» EXERCISE PROMPT: Return each entry exactly, with none missing.
— Start DATA SUPPLIED —
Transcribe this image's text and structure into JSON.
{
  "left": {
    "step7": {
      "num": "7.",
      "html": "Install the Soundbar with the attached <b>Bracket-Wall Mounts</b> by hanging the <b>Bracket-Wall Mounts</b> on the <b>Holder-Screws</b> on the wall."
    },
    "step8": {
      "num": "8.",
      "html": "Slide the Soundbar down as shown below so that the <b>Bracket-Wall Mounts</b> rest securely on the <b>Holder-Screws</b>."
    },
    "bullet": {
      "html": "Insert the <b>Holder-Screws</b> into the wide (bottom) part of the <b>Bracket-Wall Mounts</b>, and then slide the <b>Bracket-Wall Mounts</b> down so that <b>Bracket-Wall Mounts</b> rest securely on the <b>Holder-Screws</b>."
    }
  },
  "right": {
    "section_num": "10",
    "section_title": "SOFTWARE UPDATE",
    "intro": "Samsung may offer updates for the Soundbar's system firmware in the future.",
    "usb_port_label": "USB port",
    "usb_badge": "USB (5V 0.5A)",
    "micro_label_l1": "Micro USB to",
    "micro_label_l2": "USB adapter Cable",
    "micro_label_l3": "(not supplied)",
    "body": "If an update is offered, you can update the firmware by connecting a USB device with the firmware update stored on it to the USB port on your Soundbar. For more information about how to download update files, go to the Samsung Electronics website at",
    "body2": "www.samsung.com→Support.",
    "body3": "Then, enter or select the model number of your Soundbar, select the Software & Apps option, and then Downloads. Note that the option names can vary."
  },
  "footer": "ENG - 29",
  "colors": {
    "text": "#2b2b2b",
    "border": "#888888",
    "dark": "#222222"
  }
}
— End DATA SUPPLIED —
» FINISHED TASK:
Transcribe this image's text and structure into JSON.
{
  "left": {
    "step7": {
      "num": "7.",
      "html": "Install the Soundbar with the attached <b>Bracket-Wall Mounts</b> by hanging the <b>Bracket-Wall Mounts</b> on the <b>Holder-Screws</b> on the wall."
    },
    "step8": {
      "num": "8.",
      "html": "Slide the Soundbar down as shown below so that the <b>Bracket-Wall Mounts</b> rest securely on the <b>Holder-Screws</b>."
    },
    "bullet": {
      "html": "Insert the <b>Holder-Screws</b> into the wide (bottom) part of the <b>Bracket-Wall Mounts</b>, and then slide the <b>Bracket-Wall Mounts</b> down so that <b>Bracket-Wall Mounts</b> rest securely on the <b>Holder-Screws</b>."
    }
  },
  "right": {
    "section_num": "10",
    "section_title": "SOFTWARE UPDATE",
    "intro": "Samsung may offer updates for the Soundbar's system firmware in the future.",
    "usb_port_label": "USB port",
    "usb_badge": "USB (5V 0.5A)",
    "micro_label_l1": "Micro USB to",
    "micro_label_l2": "USB adapter Cable",
    "micro_label_l3": "(not supplied)",
    "body": "If an update is offered, you can update the firmware by connecting a USB device with the firmware update stored on it to the USB port on your Soundbar. For more information about how to download update files, go to the Samsung Electronics website at",
    "body2": "www.samsung.com→Support.",
    "body3": "Then, enter or select the model number of your Soundbar, select the Software & Apps option, and then Downloads. Note that the option names can vary."
  },
  "footer": "ENG - 29",
  "colors": {
    "text": "#2b2b2b",
    "border": "#888888",
    "dark": "#222222"
  }
}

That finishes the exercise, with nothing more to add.